§ Stored items:

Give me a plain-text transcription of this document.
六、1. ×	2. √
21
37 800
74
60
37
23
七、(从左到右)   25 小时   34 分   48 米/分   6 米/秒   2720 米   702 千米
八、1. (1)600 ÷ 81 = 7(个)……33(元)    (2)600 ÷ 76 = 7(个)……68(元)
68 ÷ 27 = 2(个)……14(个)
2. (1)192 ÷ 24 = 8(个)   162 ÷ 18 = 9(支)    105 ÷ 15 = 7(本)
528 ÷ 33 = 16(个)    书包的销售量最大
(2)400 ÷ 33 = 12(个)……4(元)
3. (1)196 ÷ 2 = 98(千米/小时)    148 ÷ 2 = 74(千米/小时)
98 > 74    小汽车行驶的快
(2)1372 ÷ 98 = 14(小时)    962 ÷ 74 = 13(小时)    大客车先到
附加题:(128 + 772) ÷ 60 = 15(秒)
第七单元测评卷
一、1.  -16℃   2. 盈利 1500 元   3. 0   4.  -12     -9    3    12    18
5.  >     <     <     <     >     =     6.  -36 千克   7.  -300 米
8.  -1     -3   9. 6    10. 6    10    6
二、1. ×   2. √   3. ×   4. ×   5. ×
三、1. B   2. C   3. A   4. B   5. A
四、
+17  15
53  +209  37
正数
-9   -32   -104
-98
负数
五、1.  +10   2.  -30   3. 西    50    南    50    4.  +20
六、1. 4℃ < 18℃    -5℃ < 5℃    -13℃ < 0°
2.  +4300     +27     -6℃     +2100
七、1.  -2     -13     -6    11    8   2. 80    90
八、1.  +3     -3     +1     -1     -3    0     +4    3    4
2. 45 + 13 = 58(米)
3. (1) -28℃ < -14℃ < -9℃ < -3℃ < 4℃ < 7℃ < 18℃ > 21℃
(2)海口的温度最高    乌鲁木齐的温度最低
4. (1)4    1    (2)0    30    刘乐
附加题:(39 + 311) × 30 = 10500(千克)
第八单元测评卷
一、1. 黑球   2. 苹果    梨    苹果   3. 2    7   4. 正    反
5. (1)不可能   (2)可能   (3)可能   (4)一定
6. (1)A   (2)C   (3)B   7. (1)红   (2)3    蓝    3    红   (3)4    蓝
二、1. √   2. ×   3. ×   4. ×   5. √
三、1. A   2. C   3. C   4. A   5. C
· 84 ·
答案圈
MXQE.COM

§ GIVEN INSTRUCTION: Write out the entries in full, exactly as given.

§ RESULT OF THE TASK:
Give me a plain-text transcription of this document.
六、1. ×	2. √
21
37 800
74
60
37
23
七、(从左到右)   25 小时   34 分   48 米/分   6 米/秒   2720 米   702 千米
八、1. (1)600 ÷ 81 = 7(个)……33(元)    (2)600 ÷ 76 = 7(个)……68(元)
68 ÷ 27 = 2(个)……14(个)
2. (1)192 ÷ 24 = 8(个)   162 ÷ 18 = 9(支)    105 ÷ 15 = 7(本)
528 ÷ 33 = 16(个)    书包的销售量最大
(2)400 ÷ 33 = 12(个)……4(元)
3. (1)196 ÷ 2 = 98(千米/小时)    148 ÷ 2 = 74(千米/小时)
98 > 74    小汽车行驶的快
(2)1372 ÷ 98 = 14(小时)    962 ÷ 74 = 13(小时)    大客车先到
附加题:(128 + 772) ÷ 60 = 15(秒)
第七单元测评卷
一、1.  -16℃   2. 盈利 1500 元   3. 0   4.  -12     -9    3    12    18
5.  >     <     <     <     >     =     6.  -36 千克   7.  -300 米
8.  -1     -3   9. 6    10. 6    10    6
二、1. ×   2. √   3. ×   4. ×   5. ×
三、1. B   2. C   3. A   4. B   5. A
四、
+17  15
53  +209  37
正数
-9   -32   -104
-98
负数
五、1.  +10   2.  -30   3. 西    50    南    50    4.  +20
六、1. 4℃ < 18℃    -5℃ < 5℃    -13℃ < 0°
2.  +4300     +27     -6℃     +2100
七、1.  -2     -13     -6    11    8   2. 80    90
八、1.  +3     -3     +1     -1     -3    0     +4    3    4
2. 45 + 13 = 58(米)
3. (1) -28℃ < -14℃ < -9℃ < -3℃ < 4℃ < 7℃ < 18℃ > 21℃
(2)海口的温度最高    乌鲁木齐的温度最低
4. (1)4    1    (2)0    30    刘乐
附加题:(39 + 311) × 30 = 10500(千克)
第八单元测评卷
一、1. 黑球   2. 苹果    梨    苹果   3. 2    7   4. 正    反
5. (1)不可能   (2)可能   (3)可能   (4)一定
6. (1)A   (2)C   (3)B   7. (1)红   (2)3    蓝    3    红   (3)4    蓝
二、1. √   2. ×   3. ×   4. ×   5. √
三、1. A   2. C   3. C   4. A   5. C
· 84 ·
答案圈
MXQE.COM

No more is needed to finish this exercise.